→ **Your goal**
Each line that follows is to be retyped exactly.

+===+

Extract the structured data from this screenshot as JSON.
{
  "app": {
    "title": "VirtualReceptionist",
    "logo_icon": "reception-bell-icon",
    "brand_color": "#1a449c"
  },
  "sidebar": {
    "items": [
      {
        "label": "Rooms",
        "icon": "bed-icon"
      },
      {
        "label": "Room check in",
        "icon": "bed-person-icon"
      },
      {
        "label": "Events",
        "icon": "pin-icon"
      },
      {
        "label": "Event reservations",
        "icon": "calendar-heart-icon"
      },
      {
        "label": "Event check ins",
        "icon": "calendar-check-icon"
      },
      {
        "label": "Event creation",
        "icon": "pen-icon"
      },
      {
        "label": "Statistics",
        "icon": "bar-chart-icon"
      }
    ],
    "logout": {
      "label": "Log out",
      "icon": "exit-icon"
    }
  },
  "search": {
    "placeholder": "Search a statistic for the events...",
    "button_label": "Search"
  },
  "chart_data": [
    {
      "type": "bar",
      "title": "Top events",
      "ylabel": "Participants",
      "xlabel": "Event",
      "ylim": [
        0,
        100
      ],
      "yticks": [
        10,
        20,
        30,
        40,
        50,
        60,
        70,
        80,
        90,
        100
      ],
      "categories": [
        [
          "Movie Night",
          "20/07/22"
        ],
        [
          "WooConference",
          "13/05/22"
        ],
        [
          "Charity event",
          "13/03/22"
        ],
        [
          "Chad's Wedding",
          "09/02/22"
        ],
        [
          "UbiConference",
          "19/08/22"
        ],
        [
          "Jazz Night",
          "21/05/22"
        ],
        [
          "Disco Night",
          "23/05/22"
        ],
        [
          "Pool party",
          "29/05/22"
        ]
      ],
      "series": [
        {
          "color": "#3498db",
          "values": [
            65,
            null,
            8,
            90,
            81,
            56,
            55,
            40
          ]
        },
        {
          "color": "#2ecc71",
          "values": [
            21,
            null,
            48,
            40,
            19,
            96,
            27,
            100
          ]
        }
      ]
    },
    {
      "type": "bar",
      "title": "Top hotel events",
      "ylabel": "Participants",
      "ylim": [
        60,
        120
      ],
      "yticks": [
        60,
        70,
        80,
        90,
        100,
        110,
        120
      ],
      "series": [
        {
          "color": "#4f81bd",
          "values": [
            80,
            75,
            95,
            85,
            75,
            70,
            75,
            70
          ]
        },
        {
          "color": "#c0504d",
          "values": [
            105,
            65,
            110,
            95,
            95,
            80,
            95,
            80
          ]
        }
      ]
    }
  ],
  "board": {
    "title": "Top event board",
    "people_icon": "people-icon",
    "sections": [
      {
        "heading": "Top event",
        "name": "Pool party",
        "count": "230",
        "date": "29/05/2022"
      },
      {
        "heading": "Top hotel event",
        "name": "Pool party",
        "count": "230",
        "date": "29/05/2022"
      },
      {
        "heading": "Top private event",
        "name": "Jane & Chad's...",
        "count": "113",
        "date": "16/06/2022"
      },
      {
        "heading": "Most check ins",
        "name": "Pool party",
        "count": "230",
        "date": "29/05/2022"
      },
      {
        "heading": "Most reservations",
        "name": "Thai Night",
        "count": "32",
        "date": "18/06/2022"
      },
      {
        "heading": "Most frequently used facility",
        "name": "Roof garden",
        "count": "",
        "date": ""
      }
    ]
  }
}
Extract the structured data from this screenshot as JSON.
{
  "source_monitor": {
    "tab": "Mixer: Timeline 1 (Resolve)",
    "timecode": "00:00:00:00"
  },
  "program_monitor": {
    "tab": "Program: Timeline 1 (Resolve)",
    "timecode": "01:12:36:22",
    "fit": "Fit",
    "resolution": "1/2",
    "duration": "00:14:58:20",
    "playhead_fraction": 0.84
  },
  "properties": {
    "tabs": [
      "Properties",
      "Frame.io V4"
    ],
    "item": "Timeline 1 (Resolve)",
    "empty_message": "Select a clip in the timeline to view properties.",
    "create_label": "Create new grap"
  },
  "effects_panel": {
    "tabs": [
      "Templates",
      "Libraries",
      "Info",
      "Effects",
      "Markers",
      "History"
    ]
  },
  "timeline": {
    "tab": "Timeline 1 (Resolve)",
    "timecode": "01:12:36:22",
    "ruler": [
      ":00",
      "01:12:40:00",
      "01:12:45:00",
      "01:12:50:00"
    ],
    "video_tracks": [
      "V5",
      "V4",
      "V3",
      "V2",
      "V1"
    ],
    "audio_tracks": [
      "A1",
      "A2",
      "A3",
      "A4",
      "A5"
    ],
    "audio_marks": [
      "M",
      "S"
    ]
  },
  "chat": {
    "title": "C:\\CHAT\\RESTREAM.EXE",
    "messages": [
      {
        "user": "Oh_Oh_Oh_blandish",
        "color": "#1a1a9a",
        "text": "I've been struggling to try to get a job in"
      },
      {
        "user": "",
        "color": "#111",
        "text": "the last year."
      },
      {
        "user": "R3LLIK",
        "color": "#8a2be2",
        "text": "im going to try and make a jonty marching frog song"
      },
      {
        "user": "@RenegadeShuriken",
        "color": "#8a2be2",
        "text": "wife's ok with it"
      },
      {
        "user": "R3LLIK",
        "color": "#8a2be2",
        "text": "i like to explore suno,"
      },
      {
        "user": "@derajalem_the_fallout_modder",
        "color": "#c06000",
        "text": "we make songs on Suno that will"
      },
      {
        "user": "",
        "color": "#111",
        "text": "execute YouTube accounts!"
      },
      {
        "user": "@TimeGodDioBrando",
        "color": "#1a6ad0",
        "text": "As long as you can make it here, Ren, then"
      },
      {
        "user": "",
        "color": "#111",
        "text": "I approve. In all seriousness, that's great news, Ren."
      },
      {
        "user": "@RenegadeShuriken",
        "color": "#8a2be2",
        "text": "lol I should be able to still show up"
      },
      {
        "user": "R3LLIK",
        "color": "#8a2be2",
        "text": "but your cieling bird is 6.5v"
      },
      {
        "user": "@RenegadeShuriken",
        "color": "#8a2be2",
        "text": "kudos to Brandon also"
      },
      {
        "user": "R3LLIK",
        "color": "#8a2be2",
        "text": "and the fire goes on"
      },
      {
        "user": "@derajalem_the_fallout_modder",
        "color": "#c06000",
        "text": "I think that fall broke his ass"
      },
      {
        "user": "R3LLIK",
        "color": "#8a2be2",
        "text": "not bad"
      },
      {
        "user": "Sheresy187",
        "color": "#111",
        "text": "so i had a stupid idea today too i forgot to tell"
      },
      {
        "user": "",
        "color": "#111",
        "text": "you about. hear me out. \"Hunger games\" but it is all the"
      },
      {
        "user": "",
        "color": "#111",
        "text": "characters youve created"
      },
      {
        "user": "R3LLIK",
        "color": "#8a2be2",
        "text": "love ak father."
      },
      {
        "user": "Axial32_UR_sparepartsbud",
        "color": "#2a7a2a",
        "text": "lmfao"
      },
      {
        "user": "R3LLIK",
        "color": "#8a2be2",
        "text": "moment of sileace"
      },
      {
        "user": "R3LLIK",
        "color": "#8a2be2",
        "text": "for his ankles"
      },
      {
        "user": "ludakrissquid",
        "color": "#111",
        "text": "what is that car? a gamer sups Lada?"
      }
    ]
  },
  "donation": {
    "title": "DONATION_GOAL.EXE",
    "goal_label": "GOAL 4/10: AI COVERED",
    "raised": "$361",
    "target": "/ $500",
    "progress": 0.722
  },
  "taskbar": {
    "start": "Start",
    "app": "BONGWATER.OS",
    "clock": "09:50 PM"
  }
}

+===+

→ **Solution for this task**
Extract the structured data from this screenshot as JSON.
{
  "app": {
    "title": "VirtualReceptionist",
    "logo_icon": "reception-bell-icon",
    "brand_color": "#1a449c"
  },
  "sidebar": {
    "items": [
      {
        "label": "Rooms",
        "icon": "bed-icon"
      },
      {
        "label": "Room check in",
        "icon": "bed-person-icon"
      },
      {
        "label": "Events",
        "icon": "pin-icon"
      },
      {
        "label": "Event reservations",
        "icon": "calendar-heart-icon"
      },
      {
        "label": "Event check ins",
        "icon": "calendar-check-icon"
      },
      {
        "label": "Event creation",
        "icon": "pen-icon"
      },
      {
        "label": "Statistics",
        "icon": "bar-chart-icon"
      }
    ],
    "logout": {
      "label": "Log out",
      "icon": "exit-icon"
    }
  },
  "search": {
    "placeholder": "Search a statistic for the events...",
    "button_label": "Search"
  },
  "chart_data": [
    {
      "type": "bar",
      "title": "Top events",
      "ylabel": "Participants",
      "xlabel": "Event",
      "ylim": [
        0,
        100
      ],
      "yticks": [
        10,
        20,
        30,
        40,
        50,
        60,
        70,
        80,
        90,
        100
      ],
      "categories": [
        [
          "Movie Night",
          "20/07/22"
        ],
        [
          "WooConference",
          "13/05/22"
        ],
        [
          "Charity event",
          "13/03/22"
        ],
        [
          "Chad's Wedding",
          "09/02/22"
        ],
        [
          "UbiConference",
          "19/08/22"
        ],
        [
          "Jazz Night",
          "21/05/22"
        ],
        [
          "Disco Night",
          "23/05/22"
        ],
        [
          "Pool party",
          "29/05/22"
        ]
      ],
      "series": [
        {
          "color": "#3498db",
          "values": [
            65,
            null,
            8,
            90,
            81,
            56,
            55,
            40
          ]
        },
        {
          "color": "#2ecc71",
          "values": [
            21,
            null,
            48,
            40,
            19,
            96,
            27,
            100
          ]
        }
      ]
    },
    {
      "type": "bar",
      "title": "Top hotel events",
      "ylabel": "Participants",
      "ylim": [
        60,
        120
      ],
      "yticks": [
        60,
        70,
        80,
        90,
        100,
        110,
        120
      ],
      "series": [
        {
          "color": "#4f81bd",
          "values": [
            80,
            75,
            95,
            85,
            75,
            70,
            75,
            70
          ]
        },
        {
          "color": "#c0504d",
          "values": [
            105,
            65,
            110,
            95,
            95,
            80,
            95,
            80
          ]
        }
      ]
    }
  ],
  "board": {
    "title": "Top event board",
    "people_icon": "people-icon",
    "sections": [
      {
        "heading": "Top event",
        "name": "Pool party",
        "count": "230",
        "date": "29/05/2022"
      },
      {
        "heading": "Top hotel event",
        "name": "Pool party",
        "count": "230",
        "date": "29/05/2022"
      },
      {
        "heading": "Top private event",
        "name": "Jane & Chad's...",
        "count": "113",
        "date": "16/06/2022"
      },
      {
        "heading": "Most check ins",
        "name": "Pool party",
        "count": "230",
        "date": "29/05/2022"
      },
      {
        "heading": "Most reservations",
        "name": "Thai Night",
        "count": "32",
        "date": "18/06/2022"
      },
      {
        "heading": "Most frequently used facility",
        "name": "Roof garden",
        "count": "",
        "date": ""
      }
    ]
  }
}
Extract the structured data from this screenshot as JSON.
{
  "source_monitor": {
    "tab": "Mixer: Timeline 1 (Resolve)",
    "timecode": "00:00:00:00"
  },
  "program_monitor": {
    "tab": "Program: Timeline 1 (Resolve)",
    "timecode": "01:12:36:22",
    "fit": "Fit",
    "resolution": "1/2",
    "duration": "00:14:58:20",
    "playhead_fraction": 0.84
  },
  "properties": {
    "tabs": [
      "Properties",
      "Frame.io V4"
    ],
    "item": "Timeline 1 (Resolve)",
    "empty_message": "Select a clip in the timeline to view properties.",
    "create_label": "Create new grap"
  },
  "effects_panel": {
    "tabs": [
      "Templates",
      "Libraries",
      "Info",
      "Effects",
      "Markers",
      "History"
    ]
  },
  "timeline": {
    "tab": "Timeline 1 (Resolve)",
    "timecode": "01:12:36:22",
    "ruler": [
      ":00",
      "01:12:40:00",
      "01:12:45:00",
      "01:12:50:00"
    ],
    "video_tracks": [
      "V5",
      "V4",
      "V3",
      "V2",
      "V1"
    ],
    "audio_tracks": [
      "A1",
      "A2",
      "A3",
      "A4",
      "A5"
    ],
    "audio_marks": [
      "M",
      "S"
    ]
  },
  "chat": {
    "title": "C:\\CHAT\\RESTREAM.EXE",
    "messages": [
      {
        "user": "Oh_Oh_Oh_blandish",
        "color": "#1a1a9a",
        "text": "I've been struggling to try to get a job in"
      },
      {
        "user": "",
        "color": "#111",
        "text": "the last year."
      },
      {
        "user": "R3LLIK",
        "color": "#8a2be2",
        "text": "im going to try and make a jonty marching frog song"
      },
      {
        "user": "@RenegadeShuriken",
        "color": "#8a2be2",
        "text": "wife's ok with it"
      },
      {
        "user": "R3LLIK",
        "color": "#8a2be2",
        "text": "i like to explore suno,"
      },
      {
        "user": "@derajalem_the_fallout_modder",
        "color": "#c06000",
        "text": "we make songs on Suno that will"
      },
      {
        "user": "",
        "color": "#111",
        "text": "execute YouTube accounts!"
      },
      {
        "user": "@TimeGodDioBrando",
        "color": "#1a6ad0",
        "text": "As long as you can make it here, Ren, then"
      },
      {
        "user": "",
        "color": "#111",
        "text": "I approve. In all seriousness, that's great news, Ren."
      },
      {
        "user": "@RenegadeShuriken",
        "color": "#8a2be2",
        "text": "lol I should be able to still show up"
      },
      {
        "user": "R3LLIK",
        "color": "#8a2be2",
        "text": "but your cieling bird is 6.5v"
      },
      {
        "user": "@RenegadeShuriken",
        "color": "#8a2be2",
        "text": "kudos to Brandon also"
      },
      {
        "user": "R3LLIK",
        "color": "#8a2be2",
        "text": "and the fire goes on"
      },
      {
        "user": "@derajalem_the_fallout_modder",
        "color": "#c06000",
        "text": "I think that fall broke his ass"
      },
      {
        "user": "R3LLIK",
        "color": "#8a2be2",
        "text": "not bad"
      },
      {
        "user": "Sheresy187",
        "color": "#111",
        "text": "so i had a stupid idea today too i forgot to tell"
      },
      {
        "user": "",
        "color": "#111",
        "text": "you about. hear me out. \"Hunger games\" but it is all the"
      },
      {
        "user": "",
        "color": "#111",
        "text": "characters youve created"
      },
      {
        "user": "R3LLIK",
        "color": "#8a2be2",
        "text": "love ak father."
      },
      {
        "user": "Axial32_UR_sparepartsbud",
        "color": "#2a7a2a",
        "text": "lmfao"
      },
      {
        "user": "R3LLIK",
        "color": "#8a2be2",
        "text": "moment of sileace"
      },
      {
        "user": "R3LLIK",
        "color": "#8a2be2",
        "text": "for his ankles"
      },
      {
        "user": "ludakrissquid",
        "color": "#111",
        "text": "what is that car? a gamer sups Lada?"
      }
    ]
  },
  "donation": {
    "title": "DONATION_GOAL.EXE",
    "goal_label": "GOAL 4/10: AI COVERED",
    "raised": "$361",
    "target": "/ $500",
    "progress": 0.722
  },
  "taskbar": {
    "start": "Start",
    "app": "BONGWATER.OS",
    "clock": "09:50 PM"
  }
}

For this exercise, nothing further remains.